### [YOUR INSTRUCTIONS]
Set down each record below precisely, skipping the pictures.

### [MATERIAL TO PROCESS]
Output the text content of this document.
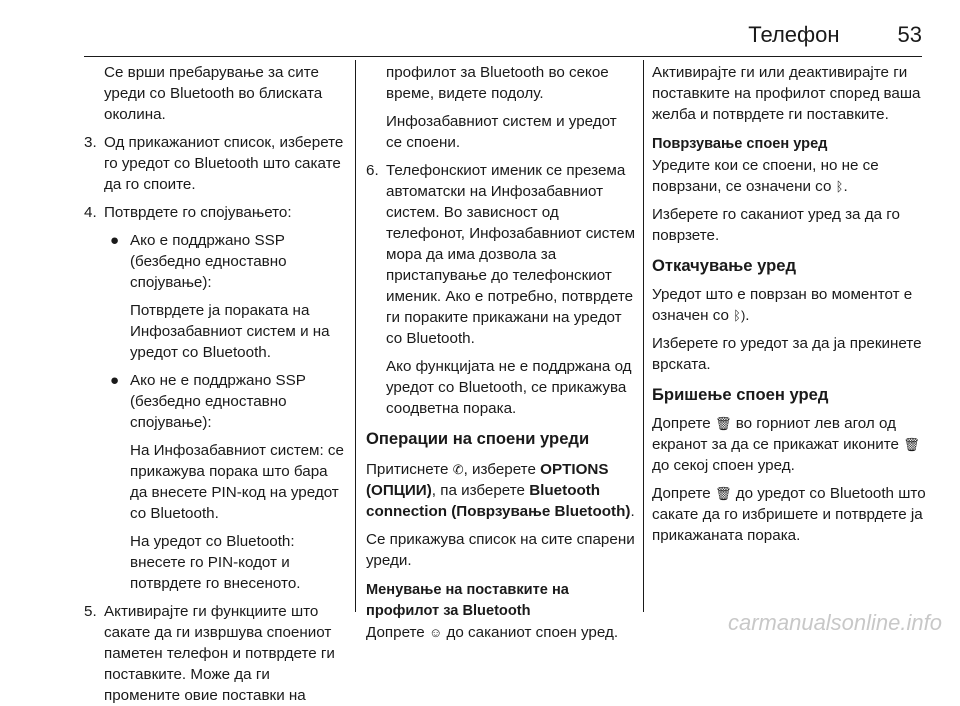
Телефон	53

Се врши пребарување за сите уреди со Bluetooth во блиската околина.

3. Од прикажаниот список, изберете го уредот со Bluetooth што сакате да го споите.
4. Потврдете го спојувањето:
● Ако е поддржано SSP (безбедно едноставно спојување):

Потврдете ја пораката на Инфозабавниот систем и на уредот со Bluetooth.

● Ако не е поддржано SSP (безбедно едноставно спојување):

На Инфозабавниот систем: се прикажува порака што бара да внесете PIN-код на уредот со Bluetooth.

На уредот со Bluetooth: внесете го PIN-кодот и потврдете го внесеното.

5. Активирајте ги функциите што сакате да ги извршува споениот паметен телефон и потврдете ги поставките. Може да ги промените овие поставки на

профилот за Bluetooth во секое време, видете подолу.

Инфозабавниот систем и уредот се споени.

6. Телефонскиот именик се презема автоматски на Инфозабавниот систем. Во зависност од телефонот, Инфозабавниот систем мора да има дозвола за пристапување до телефонскиот именик. Ако е потребно, потврдете ги пораките прикажани на уредот со Bluetooth.

Ако функцијата не е поддржана од уредот со Bluetooth, се прикажува соодветна порака.

Операции на споени уреди

Притиснете ✆, изберете OPTIONS (ОПЦИИ), па изберете Bluetooth connection (Поврзување Bluetooth).

Се прикажува список на сите спарени уреди.

Менување на поставките на профилот за Bluetooth

Допрете ☺ до саканиот споен уред.

Активирајте ги или деактивирајте ги поставките на профилот според ваша желба и потврдете ги поставките.

Поврзување споен уред

Уредите кои се споени, но не се поврзани, се означени со ᛒ.

Изберете го саканиот уред за да го поврзете.

Откачување уред

Уредот што е поврзан во моментот е означен со ᛒ).

Изберете го уредот за да ја прекинете врската.

Бришење споен уред

Допрете 🗑 во горниот лев агол од екранот за да се прикажат иконите 🗑 до секој споен уред.

Допрете 🗑 до уредот со Bluetooth што сакате да го избришете и потврдете ја прикажаната порака.

carmanualsonline.info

### [REPLY TO THE TASK]
Output the text content of this document.
Телефон	53

Се врши пребарување за сите уреди со Bluetooth во блиската околина.

3. Од прикажаниот список, изберете го уредот со Bluetooth што сакате да го споите.
4. Потврдете го спојувањето:
● Ако е поддржано SSP (безбедно едноставно спојување):

Потврдете ја пораката на Инфозабавниот систем и на уредот со Bluetooth.

● Ако не е поддржано SSP (безбедно едноставно спојување):

На Инфозабавниот систем: се прикажува порака што бара да внесете PIN-код на уредот со Bluetooth.

На уредот со Bluetooth: внесете го PIN-кодот и потврдете го внесеното.

5. Активирајте ги функциите што сакате да ги извршува споениот паметен телефон и потврдете ги поставките. Може да ги промените овие поставки на

профилот за Bluetooth во секое време, видете подолу.

Инфозабавниот систем и уредот се споени.

6. Телефонскиот именик се презема автоматски на Инфозабавниот систем. Во зависност од телефонот, Инфозабавниот систем мора да има дозвола за пристапување до телефонскиот именик. Ако е потребно, потврдете ги пораките прикажани на уредот со Bluetooth.

Ако функцијата не е поддржана од уредот со Bluetooth, се прикажува соодветна порака.

Операции на споени уреди

Притиснете ✆, изберете OPTIONS (ОПЦИИ), па изберете Bluetooth connection (Поврзување Bluetooth).

Се прикажува список на сите спарени уреди.

Менување на поставките на профилот за Bluetooth

Допрете ☺ до саканиот споен уред.

Активирајте ги или деактивирајте ги поставките на профилот според ваша желба и потврдете ги поставките.

Поврзување споен уред

Уредите кои се споени, но не се поврзани, се означени со ᛒ.

Изберете го саканиот уред за да го поврзете.

Откачување уред

Уредот што е поврзан во моментот е означен со ᛒ).

Изберете го уредот за да ја прекинете врската.

Бришење споен уред

Допрете 🗑 во горниот лев агол од екранот за да се прикажат иконите 🗑 до секој споен уред.

Допрете 🗑 до уредот со Bluetooth што сакате да го избришете и потврдете ја прикажаната порака.

carmanualsonline.info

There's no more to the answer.